Extracted records

+++

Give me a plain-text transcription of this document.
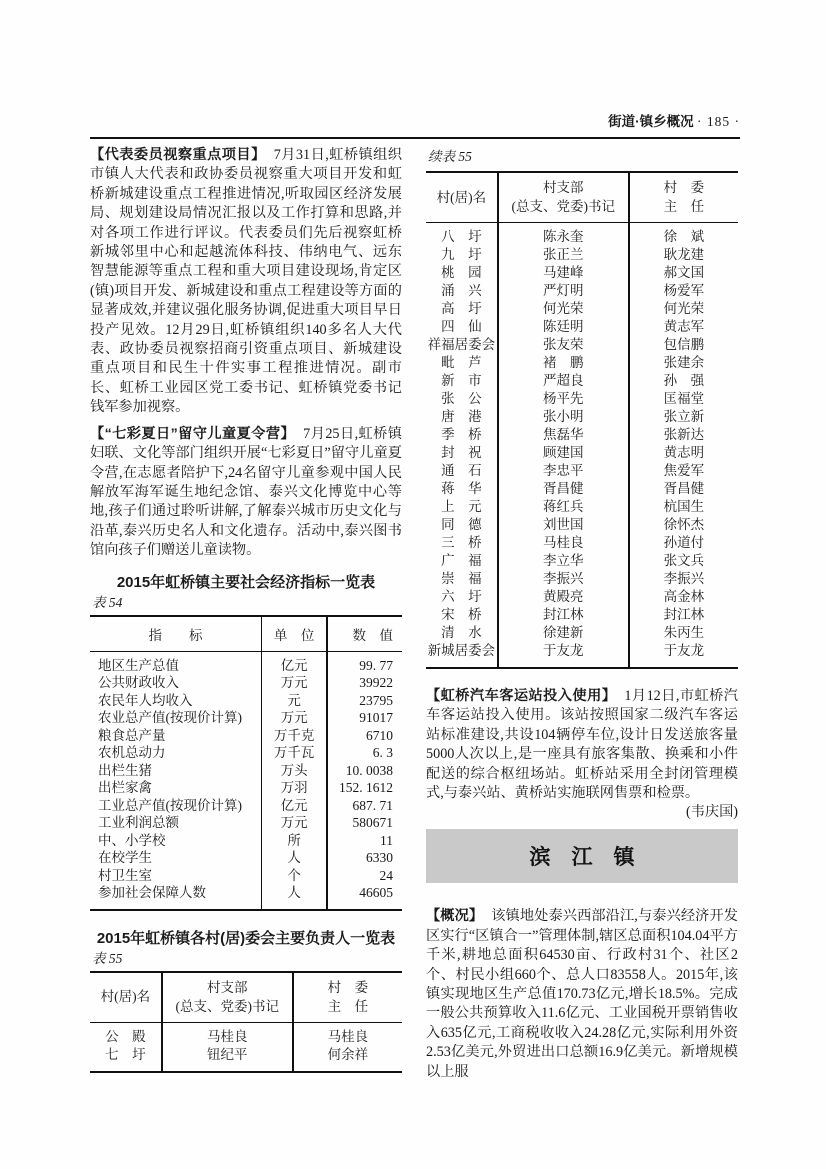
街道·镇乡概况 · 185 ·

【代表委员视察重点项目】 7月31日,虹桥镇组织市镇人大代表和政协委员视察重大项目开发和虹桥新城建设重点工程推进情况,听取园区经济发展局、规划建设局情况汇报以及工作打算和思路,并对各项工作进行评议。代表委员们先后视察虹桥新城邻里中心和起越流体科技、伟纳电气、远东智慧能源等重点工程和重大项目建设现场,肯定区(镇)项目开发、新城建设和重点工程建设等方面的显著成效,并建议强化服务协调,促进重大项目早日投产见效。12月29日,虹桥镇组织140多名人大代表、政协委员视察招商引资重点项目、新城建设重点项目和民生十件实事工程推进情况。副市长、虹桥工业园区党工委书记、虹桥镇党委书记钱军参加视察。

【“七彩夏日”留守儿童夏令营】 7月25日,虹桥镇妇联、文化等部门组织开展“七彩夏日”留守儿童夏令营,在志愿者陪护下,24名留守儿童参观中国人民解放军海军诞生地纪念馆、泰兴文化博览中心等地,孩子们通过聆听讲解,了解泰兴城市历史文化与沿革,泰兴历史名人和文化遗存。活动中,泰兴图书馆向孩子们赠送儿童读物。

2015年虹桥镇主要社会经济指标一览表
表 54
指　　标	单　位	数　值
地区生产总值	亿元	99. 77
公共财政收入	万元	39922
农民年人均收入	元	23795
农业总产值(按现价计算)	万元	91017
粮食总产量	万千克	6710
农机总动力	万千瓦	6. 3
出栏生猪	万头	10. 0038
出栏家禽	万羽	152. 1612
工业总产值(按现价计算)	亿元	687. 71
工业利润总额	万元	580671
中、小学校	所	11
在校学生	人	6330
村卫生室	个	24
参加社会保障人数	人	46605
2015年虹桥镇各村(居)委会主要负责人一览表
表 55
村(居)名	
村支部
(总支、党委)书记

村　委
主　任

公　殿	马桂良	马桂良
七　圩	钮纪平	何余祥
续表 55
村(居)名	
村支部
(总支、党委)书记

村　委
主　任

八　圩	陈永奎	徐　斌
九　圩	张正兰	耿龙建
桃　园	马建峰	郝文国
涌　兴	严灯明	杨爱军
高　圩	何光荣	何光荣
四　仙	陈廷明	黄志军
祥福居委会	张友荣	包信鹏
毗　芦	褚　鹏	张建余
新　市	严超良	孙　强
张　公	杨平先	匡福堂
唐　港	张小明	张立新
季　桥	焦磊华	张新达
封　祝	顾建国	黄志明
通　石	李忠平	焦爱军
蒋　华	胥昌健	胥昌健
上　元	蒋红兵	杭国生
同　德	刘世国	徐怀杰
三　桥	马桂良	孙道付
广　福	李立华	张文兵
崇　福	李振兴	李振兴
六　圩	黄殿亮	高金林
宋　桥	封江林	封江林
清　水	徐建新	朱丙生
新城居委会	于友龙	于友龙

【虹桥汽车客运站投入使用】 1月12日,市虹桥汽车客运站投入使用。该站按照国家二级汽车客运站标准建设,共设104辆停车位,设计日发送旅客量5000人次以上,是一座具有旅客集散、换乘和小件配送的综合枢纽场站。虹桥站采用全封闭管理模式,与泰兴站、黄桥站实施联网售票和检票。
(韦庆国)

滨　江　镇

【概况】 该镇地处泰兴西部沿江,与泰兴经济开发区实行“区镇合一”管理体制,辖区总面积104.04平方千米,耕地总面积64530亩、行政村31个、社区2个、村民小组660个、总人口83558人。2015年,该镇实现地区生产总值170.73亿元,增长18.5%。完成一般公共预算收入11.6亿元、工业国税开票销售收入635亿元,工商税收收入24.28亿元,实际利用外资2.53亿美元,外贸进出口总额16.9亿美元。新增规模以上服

+++

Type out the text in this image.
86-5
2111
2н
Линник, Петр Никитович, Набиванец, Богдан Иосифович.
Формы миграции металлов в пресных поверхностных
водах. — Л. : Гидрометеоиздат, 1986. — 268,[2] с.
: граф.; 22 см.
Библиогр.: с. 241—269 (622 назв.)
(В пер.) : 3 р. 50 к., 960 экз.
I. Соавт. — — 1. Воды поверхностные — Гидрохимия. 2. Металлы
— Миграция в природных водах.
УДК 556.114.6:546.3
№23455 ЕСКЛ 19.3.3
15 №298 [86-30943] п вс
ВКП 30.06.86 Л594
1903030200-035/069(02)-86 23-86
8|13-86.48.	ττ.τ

+++

[TASK DETAILS]:
Copy and report every line where the word "this" is present.

[EXERCISE RESPONSE]:
Give me a plain-text transcription of this document.
Type out the text in this image.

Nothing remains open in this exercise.